▸ Stated problem:
Copy all lines holding the word "Misalkan" from the entries.

Dataset rows

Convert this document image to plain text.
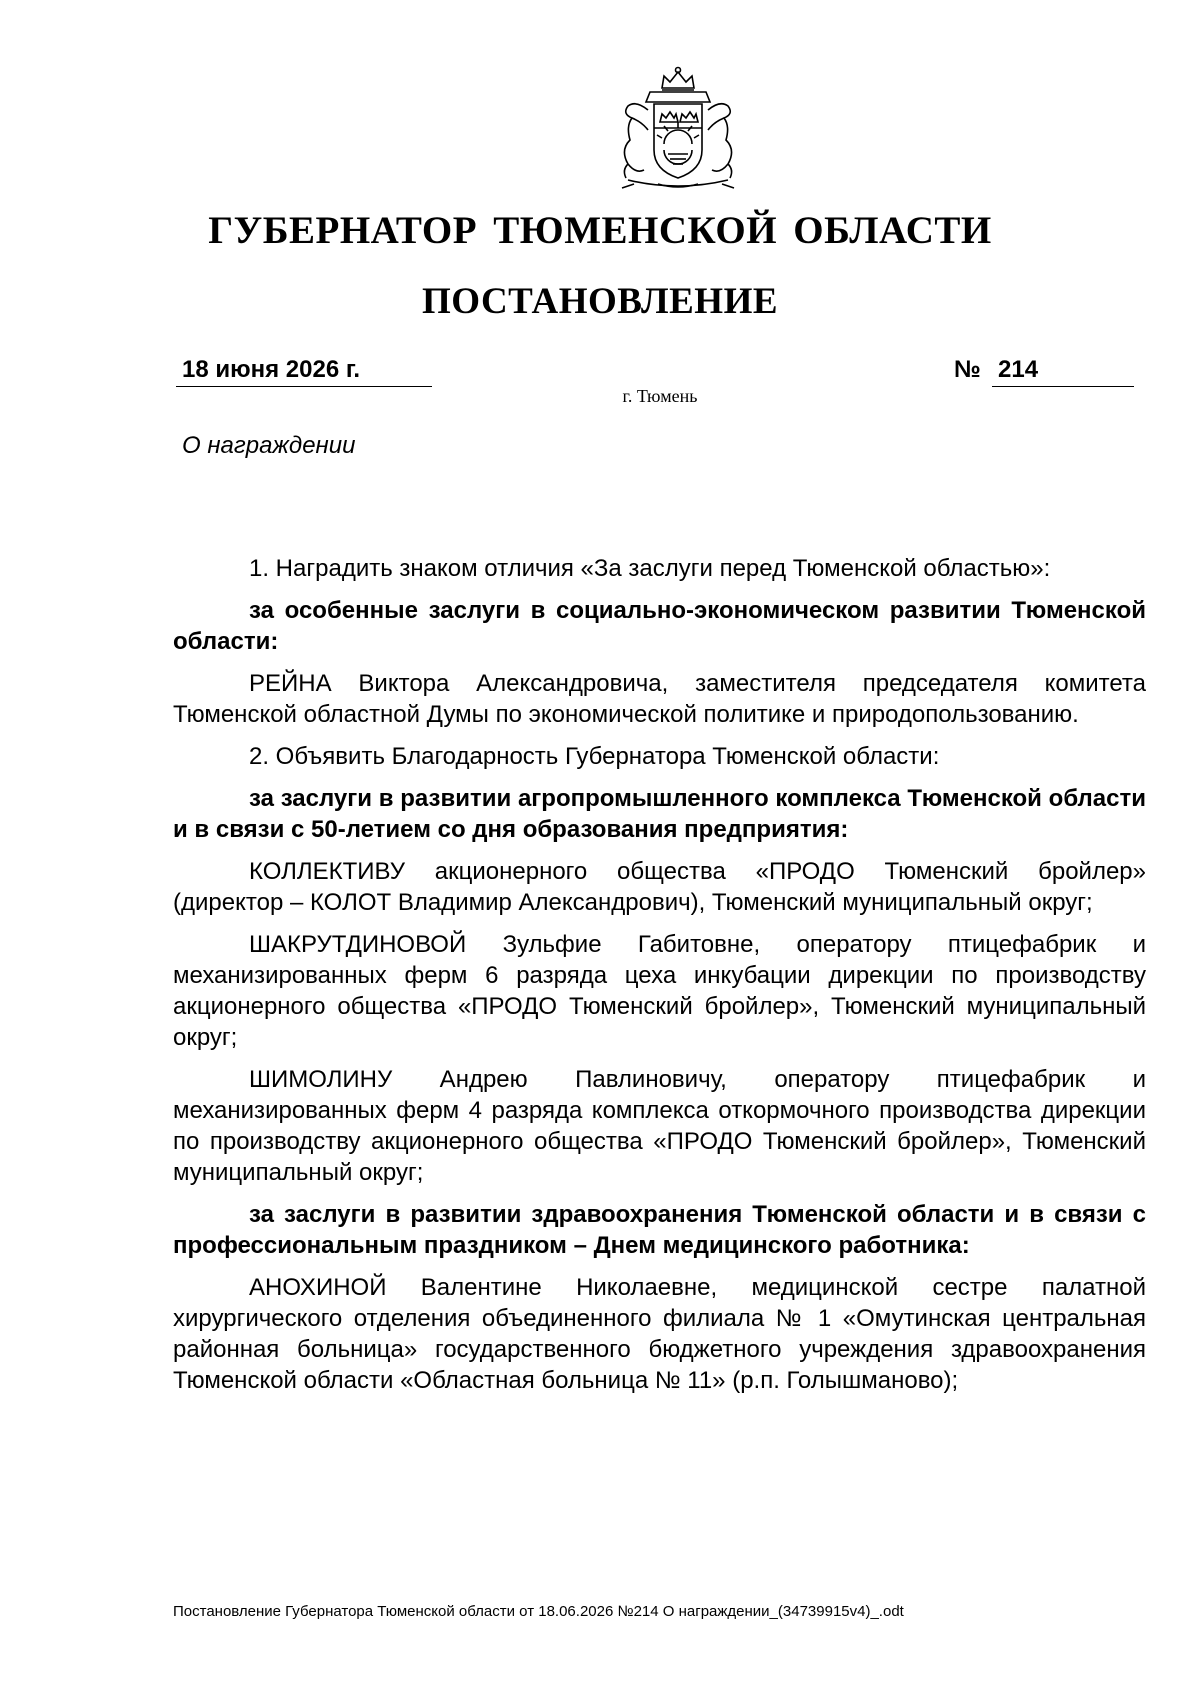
ГУБЕРНАТОР ТЮМЕНСКОЙ ОБЛАСТИ
ПОСТАНОВЛЕНИЕ
18 июня 2026 г.	№ 214
г. Тюмень
О награждении

1. Наградить знаком отличия «За заслуги перед Тюменской областью»:

за особенные заслуги в социально-экономическом развитии Тюменской области:

РЕЙНА Виктора Александровича, заместителя председателя комитета Тюменской областной Думы по экономической политике и природопользованию.

2. Объявить Благодарность Губернатора Тюменской области:

за заслуги в развитии агропромышленного комплекса Тюменской области и в связи с 50-летием со дня образования предприятия:

КОЛЛЕКТИВУ акционерного общества «ПРОДО Тюменский бройлер» (директор – КОЛОТ Владимир Александрович), Тюменский муниципальный округ;

ШАКРУТДИНОВОЙ Зульфие Габитовне, оператору птицефабрик и механизированных ферм 6 разряда цеха инкубации дирекции по производству акционерного общества «ПРОДО Тюменский бройлер», Тюменский муниципальный округ;

ШИМОЛИНУ Андрею Павлиновичу, оператору птицефабрик и механизированных ферм 4 разряда комплекса откормочного производства дирекции по производству акционерного общества «ПРОДО Тюменский бройлер», Тюменский муниципальный округ;

за заслуги в развитии здравоохранения Тюменской области и в связи с профессиональным праздником – Днем медицинского работника:

АНОХИНОЙ Валентине Николаевне, медицинской сестре палатной хирургического отделения объединенного филиала № 1 «Омутинская центральная районная больница» государственного бюджетного учреждения здравоохранения Тюменской области «Областная больница № 11» (р.п. Голышманово);

Постановление Губернатора Тюменской области от 18.06.2026 №214 О награждении_(34739915v4)_.odt
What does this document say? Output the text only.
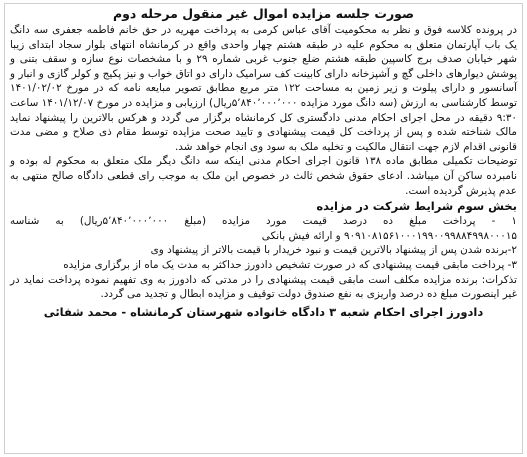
صورت جلسه مزایده اموال غیر منقول مرحله دوم

در پرونده کلاسه فوق و نظر به محکومیت آقای عباس کرمی به پرداخت مهریه در حق خانم فاطمه جعفری سه دانگ یک باب آپارتمان متعلق به محکوم علیه در طبقه هشتم چهار واحدی واقع در کرمانشاه انتهای بلوار سجاد ابتدای زیبا شهر خیابان صدف برج کاسپین طبقه هشتم ضلع جنوب غربی شماره ۲۹ و با مشخصات نوع سازه و سقف بتنی و پوشش دیوارهای داخلی گچ و آشپزخانه دارای کابینت کف سرامیک دارای دو اتاق خواب و نیز پکیج و کولر گازی و انبار و آسانسور و دارای پیلوت و زیر زمین به مساحت ۱۲۲ متر مربع مطابق تصویر مبایعه نامه که در مورخ ۱۴۰۱/۰۲/۰۲ توسط کارشناسی به ارزش (سه دانگ مورد مزایده ۵٬۸۴۰٬۰۰۰٬۰۰۰ریال) ارزیابی و مزایده در مورخ ۱۴۰۱/۱۲/۰۷ ساعت ۹:۳۰ دقیقه در محل اجرای احکام مدنی دادگستری کل کرمانشاه برگزار می گردد و هرکس بالاترین را پیشنهاد نماید مالک شناخته شده و پس از پرداخت کل قیمت پیشنهادی و تایید صحت مزایده توسط مقام ذی صلاح و مضی مدت قانونی اقدام لازم جهت انتقال مالکیت و تخلیه ملک به سود وی انجام خواهد شد.

توضیحات تکمیلی مطابق ماده ۱۳۸ قانون اجرای احکام مدنی اینکه سه دانگ دیگر ملک متعلق به محکوم له بوده و نامبرده ساکن آن میباشد. ادعای حقوق شخص ثالث در خصوص این ملک به موجب رای قطعی دادگاه صالح منتهی به عدم پذیرش گردیده است.

بخش سوم شرایط شرکت در مزایده

۱ - پرداخت مبلغ ده درصد قیمت مورد مزایده (مبلغ ۵٬۸۴۰٬۰۰۰٬۰۰۰ریال) به شناسه ۹۰۹۱۰۸۱۵۶۱۰۰۰۱۹۹۰۰۹۹۸۸۴۹۹۸۰۰۰۱۵ و ارائه فیش بانکی

۲-برنده شدن پس از پیشنهاد بالاترین قیمت و نبود خریدار با قیمت بالاتر از پیشنهاد وی

۳- پرداخت مابقی قیمت پیشنهادی که در صورت تشخیص دادورز حداکثر به مدت یک ماه از برگزاری مزایده

تذکرات: برنده مزایده مکلف است مابقی قیمت پیشنهادی را در مدتی که دادورز به وی تفهیم نموده پرداخت نماید در غیر اینصورت مبلغ ده درصد واریزی به نفع صندوق دولت توقیف و مزایده ابطال و تجدید می گردد.

دادورز اجرای احکام شعبه ۳ دادگاه خانواده شهرستان کرمانشاه - محمد شفائی
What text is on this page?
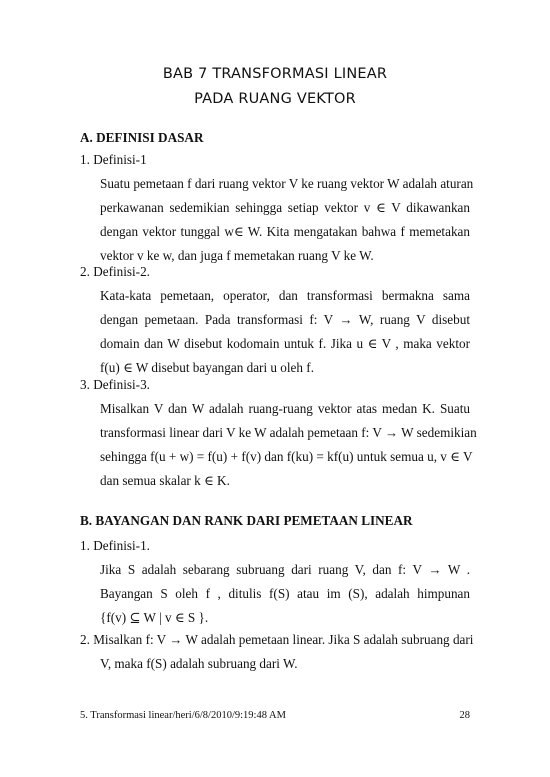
BAB 7 TRANSFORMASI LINEAR
PADA RUANG VEKTOR
A. DEFINISI DASAR
1. Definisi-1
Suatu pemetaan f dari ruang vektor V ke ruang vektor W adalah aturan
perkawanan sedemikian sehingga setiap vektor v ∈ V dikawankan
dengan vektor tunggal w∈ W. Kita mengatakan bahwa f memetakan
vektor v ke w, dan juga f memetakan ruang V ke W.
2. Definisi-2.
Kata-kata pemetaan, operator, dan transformasi bermakna sama
dengan pemetaan. Pada transformasi f: V → W, ruang V disebut
domain dan W disebut kodomain untuk f. Jika u ∈ V , maka vektor
f(u) ∈ W disebut bayangan dari u oleh f.
3. Definisi-3.
Misalkan V dan W adalah ruang-ruang vektor atas medan K. Suatu
transformasi linear dari V ke W adalah pemetaan f: V → W sedemikian
sehingga f(u + w) = f(u) + f(v) dan f(ku) = kf(u) untuk semua u, v ∈ V
dan semua skalar k ∈ K.
B. BAYANGAN DAN RANK DARI PEMETAAN LINEAR
1. Definisi-1.
Jika S adalah sebarang subruang dari ruang V, dan f: V → W .
Bayangan S oleh f , ditulis f(S) atau im (S), adalah himpunan
{f(v) ⊆ W | v ∈ S }.
2. Misalkan f: V → W adalah pemetaan linear. Jika S adalah subruang dari
V, maka f(S) adalah subruang dari W.
5. Transformasi linear/heri/6/8/2010/9:19:48 AM	28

▸ Output for this task:
Misalkan V dan W adalah ruang-ruang vektor atas medan K. Suatu
2. Misalkan f: V → W adalah pemetaan linear. Jika S adalah subruang dari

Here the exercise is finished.